> TASK GOAL
Below are records. Count every line containing the word "Priority" and give the number alone.

> STORED RECORDS
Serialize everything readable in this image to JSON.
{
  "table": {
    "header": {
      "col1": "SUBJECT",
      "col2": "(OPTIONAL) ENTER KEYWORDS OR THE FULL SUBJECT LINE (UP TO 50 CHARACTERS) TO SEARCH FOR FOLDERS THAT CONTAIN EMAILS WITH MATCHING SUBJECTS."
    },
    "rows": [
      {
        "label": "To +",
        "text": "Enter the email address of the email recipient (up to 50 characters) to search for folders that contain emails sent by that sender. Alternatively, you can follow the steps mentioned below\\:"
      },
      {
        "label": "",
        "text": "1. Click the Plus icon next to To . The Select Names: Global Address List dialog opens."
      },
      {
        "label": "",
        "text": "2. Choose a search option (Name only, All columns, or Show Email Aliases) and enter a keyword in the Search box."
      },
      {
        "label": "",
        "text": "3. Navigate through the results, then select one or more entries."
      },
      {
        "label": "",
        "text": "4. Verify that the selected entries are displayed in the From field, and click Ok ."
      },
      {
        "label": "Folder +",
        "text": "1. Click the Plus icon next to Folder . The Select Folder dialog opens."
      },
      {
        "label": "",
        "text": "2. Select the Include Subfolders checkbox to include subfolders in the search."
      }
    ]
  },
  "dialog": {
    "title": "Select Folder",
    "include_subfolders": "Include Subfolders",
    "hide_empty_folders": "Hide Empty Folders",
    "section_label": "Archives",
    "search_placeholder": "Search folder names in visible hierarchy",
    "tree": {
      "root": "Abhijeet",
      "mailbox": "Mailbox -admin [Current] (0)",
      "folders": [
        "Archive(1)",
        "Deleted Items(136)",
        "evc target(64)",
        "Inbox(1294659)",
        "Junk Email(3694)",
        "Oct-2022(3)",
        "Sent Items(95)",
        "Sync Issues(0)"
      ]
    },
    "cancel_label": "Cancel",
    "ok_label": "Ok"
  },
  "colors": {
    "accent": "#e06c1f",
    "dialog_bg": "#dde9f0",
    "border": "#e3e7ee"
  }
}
...
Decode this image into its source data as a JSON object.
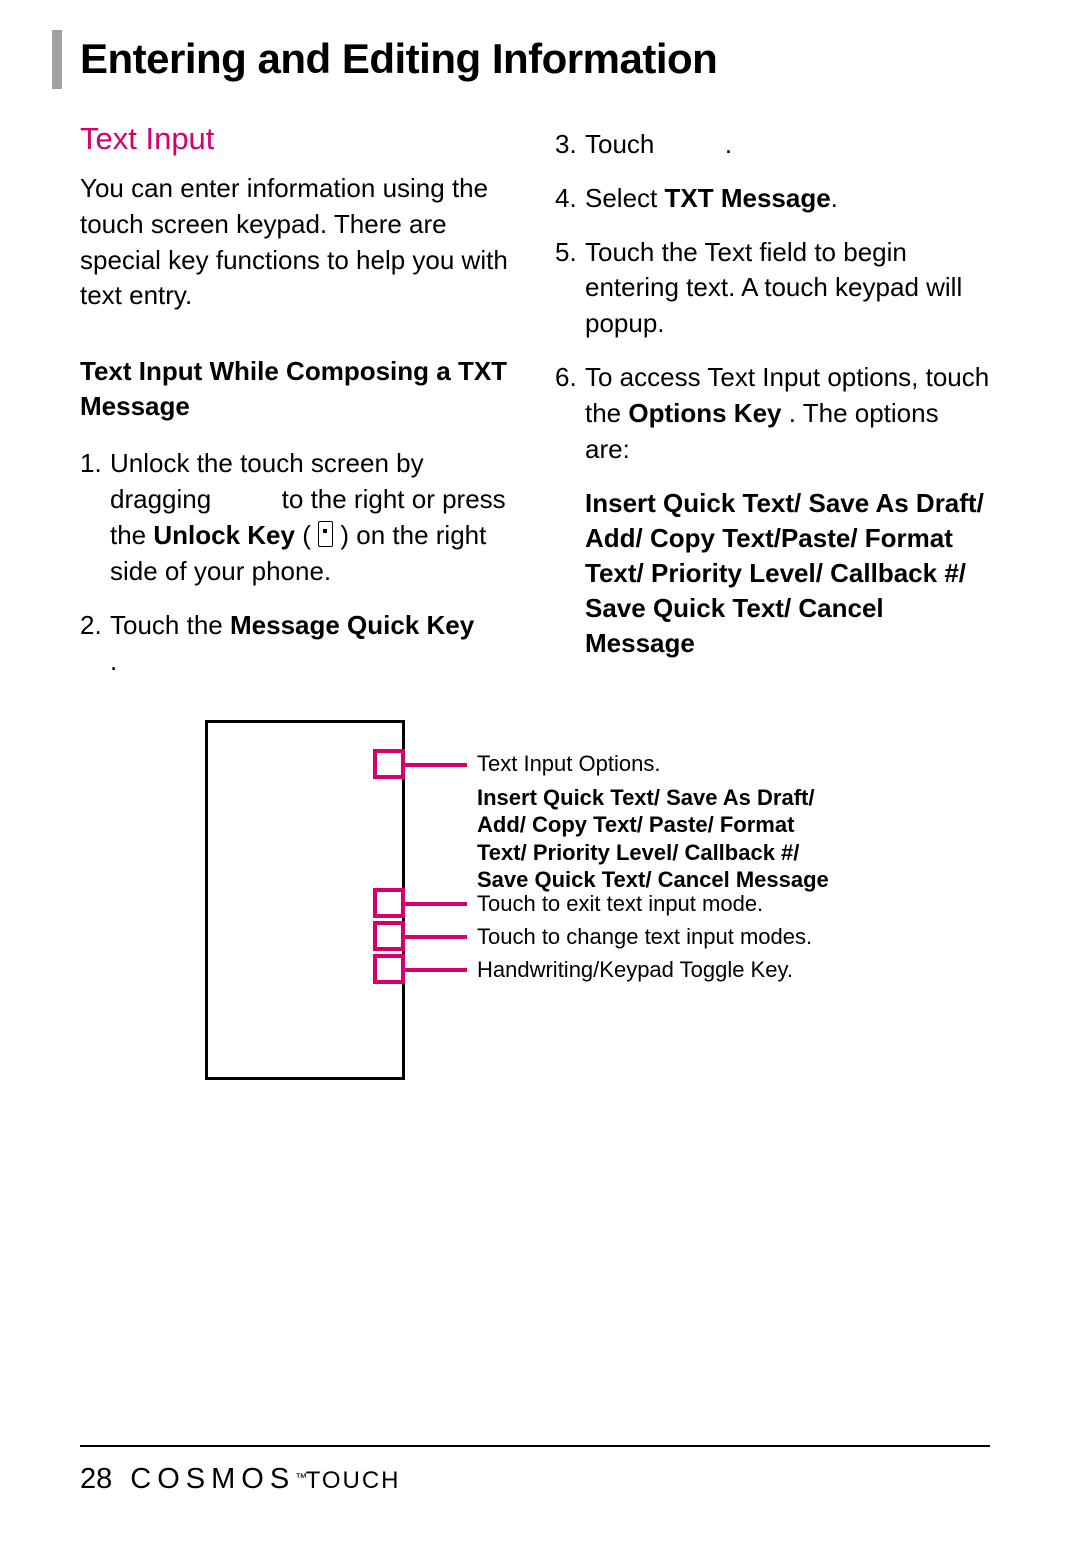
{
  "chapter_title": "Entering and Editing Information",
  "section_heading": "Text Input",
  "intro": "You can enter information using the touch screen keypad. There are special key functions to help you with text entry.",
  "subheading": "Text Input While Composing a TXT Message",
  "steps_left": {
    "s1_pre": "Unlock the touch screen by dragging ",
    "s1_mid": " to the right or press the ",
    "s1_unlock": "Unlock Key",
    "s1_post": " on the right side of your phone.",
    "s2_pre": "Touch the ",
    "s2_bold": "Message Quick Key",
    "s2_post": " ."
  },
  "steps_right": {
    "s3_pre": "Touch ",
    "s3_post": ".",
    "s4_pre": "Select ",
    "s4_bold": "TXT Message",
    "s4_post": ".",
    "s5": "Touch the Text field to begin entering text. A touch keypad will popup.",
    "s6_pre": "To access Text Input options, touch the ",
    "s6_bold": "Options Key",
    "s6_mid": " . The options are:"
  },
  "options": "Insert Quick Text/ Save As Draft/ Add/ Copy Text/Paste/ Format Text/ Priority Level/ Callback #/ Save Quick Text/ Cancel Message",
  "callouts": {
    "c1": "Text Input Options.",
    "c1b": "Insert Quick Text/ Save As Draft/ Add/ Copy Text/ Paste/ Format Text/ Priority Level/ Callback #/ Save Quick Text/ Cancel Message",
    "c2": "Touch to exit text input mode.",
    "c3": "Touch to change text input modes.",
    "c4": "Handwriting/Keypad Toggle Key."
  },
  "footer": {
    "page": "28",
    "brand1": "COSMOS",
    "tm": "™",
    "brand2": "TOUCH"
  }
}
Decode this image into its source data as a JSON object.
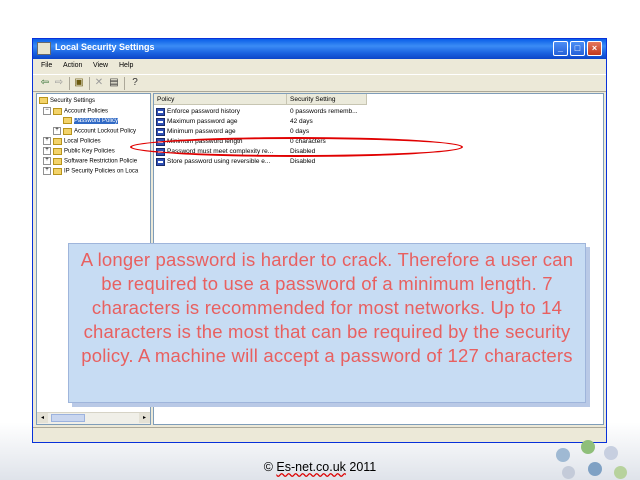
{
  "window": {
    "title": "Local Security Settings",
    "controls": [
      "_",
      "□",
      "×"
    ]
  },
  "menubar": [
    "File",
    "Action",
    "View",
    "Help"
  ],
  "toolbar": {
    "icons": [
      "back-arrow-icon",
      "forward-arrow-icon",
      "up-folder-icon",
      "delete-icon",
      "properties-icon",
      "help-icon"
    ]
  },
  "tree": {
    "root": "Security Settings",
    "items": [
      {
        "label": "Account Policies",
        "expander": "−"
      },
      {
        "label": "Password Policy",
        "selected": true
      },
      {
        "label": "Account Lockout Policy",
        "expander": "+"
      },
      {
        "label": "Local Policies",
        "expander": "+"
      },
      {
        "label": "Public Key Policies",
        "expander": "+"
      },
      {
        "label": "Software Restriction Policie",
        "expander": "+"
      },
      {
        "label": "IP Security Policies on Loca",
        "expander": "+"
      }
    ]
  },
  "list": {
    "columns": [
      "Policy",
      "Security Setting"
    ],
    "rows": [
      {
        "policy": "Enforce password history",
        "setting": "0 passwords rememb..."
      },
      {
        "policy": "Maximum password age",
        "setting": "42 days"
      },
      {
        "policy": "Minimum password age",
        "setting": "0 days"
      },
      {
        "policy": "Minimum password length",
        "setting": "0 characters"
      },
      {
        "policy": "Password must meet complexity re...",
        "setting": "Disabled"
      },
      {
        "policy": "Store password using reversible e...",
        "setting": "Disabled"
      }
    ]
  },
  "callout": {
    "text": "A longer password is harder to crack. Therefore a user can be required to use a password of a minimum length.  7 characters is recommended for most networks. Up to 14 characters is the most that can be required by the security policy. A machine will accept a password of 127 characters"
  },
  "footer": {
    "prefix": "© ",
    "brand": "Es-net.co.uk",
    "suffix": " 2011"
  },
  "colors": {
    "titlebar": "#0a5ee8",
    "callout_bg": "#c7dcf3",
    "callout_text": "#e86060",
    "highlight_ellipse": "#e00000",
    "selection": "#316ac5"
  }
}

> WRITTEN SOLUTION
2